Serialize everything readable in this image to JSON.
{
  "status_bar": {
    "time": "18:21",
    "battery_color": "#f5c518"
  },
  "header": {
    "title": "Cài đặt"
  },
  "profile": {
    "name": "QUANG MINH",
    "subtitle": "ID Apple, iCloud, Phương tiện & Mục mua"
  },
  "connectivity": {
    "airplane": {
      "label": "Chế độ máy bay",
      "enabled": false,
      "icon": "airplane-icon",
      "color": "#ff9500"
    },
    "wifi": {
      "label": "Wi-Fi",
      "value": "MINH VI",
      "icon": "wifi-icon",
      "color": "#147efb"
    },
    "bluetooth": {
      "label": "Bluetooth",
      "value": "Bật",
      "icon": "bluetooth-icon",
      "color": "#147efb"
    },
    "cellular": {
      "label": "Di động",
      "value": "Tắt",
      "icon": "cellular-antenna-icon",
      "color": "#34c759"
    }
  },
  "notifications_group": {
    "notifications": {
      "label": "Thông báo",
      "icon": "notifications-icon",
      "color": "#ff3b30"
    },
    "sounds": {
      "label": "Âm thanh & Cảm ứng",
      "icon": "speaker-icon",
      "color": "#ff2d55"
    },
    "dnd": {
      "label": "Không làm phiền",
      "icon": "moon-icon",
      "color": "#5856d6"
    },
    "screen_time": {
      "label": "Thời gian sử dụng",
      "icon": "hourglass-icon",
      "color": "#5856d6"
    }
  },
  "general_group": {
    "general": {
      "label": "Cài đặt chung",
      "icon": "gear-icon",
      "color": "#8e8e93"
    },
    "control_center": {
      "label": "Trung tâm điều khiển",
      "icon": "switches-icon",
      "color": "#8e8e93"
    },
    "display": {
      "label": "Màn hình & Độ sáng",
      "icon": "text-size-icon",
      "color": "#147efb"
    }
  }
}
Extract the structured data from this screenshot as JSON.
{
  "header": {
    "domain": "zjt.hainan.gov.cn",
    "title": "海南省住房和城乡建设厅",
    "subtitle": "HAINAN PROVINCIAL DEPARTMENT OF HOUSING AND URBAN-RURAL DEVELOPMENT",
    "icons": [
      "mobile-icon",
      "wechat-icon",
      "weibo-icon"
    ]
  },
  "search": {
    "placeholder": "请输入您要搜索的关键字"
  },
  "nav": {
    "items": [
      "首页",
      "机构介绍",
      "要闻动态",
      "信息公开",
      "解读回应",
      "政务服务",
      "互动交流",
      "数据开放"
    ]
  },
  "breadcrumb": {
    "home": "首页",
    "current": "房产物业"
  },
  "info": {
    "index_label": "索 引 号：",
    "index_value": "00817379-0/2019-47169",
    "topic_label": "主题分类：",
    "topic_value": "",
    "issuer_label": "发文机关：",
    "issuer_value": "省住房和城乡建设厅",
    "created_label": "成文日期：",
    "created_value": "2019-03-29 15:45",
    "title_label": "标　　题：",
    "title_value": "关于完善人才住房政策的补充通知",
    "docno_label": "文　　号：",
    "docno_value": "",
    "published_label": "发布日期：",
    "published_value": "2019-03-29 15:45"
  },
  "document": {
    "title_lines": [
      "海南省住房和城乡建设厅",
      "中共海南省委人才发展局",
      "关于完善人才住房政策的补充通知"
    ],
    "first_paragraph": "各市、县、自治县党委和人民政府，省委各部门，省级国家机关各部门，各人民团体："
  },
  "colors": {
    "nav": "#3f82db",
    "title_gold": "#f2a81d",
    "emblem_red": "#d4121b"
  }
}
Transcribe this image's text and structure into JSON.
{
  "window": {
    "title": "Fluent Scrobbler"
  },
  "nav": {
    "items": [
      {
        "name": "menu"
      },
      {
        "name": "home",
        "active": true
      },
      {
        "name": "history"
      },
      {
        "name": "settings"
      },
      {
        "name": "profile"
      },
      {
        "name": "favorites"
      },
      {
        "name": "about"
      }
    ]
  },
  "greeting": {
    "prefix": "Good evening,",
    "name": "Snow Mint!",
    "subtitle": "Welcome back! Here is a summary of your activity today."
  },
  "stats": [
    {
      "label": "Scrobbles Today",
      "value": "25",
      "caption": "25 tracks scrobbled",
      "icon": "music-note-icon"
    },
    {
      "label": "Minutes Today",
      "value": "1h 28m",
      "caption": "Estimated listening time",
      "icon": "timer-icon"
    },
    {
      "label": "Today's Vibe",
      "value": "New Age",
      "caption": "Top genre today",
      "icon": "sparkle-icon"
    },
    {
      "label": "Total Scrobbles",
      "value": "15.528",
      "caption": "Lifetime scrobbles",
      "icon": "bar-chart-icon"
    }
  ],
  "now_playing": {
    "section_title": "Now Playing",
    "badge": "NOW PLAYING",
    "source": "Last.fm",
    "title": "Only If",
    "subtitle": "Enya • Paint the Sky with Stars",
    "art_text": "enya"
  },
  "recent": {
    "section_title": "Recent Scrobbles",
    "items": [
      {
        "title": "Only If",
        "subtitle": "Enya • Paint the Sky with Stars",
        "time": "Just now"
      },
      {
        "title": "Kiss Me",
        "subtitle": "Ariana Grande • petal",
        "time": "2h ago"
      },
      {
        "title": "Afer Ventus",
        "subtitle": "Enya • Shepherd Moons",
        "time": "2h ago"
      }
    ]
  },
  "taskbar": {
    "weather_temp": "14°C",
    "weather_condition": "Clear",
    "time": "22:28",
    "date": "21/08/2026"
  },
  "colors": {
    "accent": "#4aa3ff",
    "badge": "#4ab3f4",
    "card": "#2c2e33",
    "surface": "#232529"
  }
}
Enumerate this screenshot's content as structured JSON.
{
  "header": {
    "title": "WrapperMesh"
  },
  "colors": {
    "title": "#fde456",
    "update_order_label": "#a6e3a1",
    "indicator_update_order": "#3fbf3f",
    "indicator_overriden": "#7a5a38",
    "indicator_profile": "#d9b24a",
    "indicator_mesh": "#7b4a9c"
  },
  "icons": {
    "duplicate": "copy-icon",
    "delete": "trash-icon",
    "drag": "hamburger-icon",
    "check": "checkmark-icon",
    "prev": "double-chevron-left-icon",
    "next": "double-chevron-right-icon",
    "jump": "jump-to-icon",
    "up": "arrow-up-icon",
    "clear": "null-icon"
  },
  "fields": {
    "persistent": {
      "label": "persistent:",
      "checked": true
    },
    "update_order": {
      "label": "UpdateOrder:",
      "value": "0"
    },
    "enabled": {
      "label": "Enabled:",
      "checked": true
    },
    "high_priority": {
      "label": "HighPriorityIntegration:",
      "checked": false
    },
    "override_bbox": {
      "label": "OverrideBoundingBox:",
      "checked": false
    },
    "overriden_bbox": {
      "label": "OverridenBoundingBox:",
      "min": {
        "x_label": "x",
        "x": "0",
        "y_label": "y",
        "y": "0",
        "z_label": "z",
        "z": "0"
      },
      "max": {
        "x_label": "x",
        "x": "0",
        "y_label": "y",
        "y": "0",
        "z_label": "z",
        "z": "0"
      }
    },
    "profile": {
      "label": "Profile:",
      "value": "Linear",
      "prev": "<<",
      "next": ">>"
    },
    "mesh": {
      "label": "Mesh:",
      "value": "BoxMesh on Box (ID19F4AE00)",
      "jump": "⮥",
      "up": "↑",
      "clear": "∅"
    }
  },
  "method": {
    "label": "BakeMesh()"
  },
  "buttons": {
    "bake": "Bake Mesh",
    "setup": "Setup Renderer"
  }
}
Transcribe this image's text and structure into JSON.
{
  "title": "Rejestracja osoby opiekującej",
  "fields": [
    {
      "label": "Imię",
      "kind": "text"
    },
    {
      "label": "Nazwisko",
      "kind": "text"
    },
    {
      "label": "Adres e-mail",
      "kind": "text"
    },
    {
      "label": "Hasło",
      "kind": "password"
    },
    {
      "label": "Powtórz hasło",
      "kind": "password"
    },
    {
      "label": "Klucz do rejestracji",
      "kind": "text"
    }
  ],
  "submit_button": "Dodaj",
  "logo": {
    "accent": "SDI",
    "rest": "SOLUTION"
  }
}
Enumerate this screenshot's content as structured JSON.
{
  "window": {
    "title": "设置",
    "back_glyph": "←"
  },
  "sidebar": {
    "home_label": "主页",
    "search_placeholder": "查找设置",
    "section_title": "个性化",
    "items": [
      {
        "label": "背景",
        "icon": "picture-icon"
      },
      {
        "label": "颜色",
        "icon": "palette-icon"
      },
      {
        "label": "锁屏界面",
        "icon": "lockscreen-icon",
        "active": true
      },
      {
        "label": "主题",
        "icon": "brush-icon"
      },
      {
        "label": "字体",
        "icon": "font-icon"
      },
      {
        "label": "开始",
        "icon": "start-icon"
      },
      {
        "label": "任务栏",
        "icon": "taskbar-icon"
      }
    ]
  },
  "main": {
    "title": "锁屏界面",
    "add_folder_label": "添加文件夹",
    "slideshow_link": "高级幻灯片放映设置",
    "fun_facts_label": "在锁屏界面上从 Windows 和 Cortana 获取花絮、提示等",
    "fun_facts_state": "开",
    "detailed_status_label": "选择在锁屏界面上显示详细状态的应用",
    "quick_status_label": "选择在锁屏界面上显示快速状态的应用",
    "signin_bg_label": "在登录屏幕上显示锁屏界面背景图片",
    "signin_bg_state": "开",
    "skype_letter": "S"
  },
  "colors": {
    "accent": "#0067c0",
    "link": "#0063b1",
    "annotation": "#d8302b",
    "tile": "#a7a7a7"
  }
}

▶ **SET PROBLEM**
Select the lines that carry the string "with" and copy them.

▶ **RESULT OF THIS TASK**
    "subtitle": "Enya • Paint the Sky with Stars",
        "subtitle": "Enya • Paint the Sky with Stars",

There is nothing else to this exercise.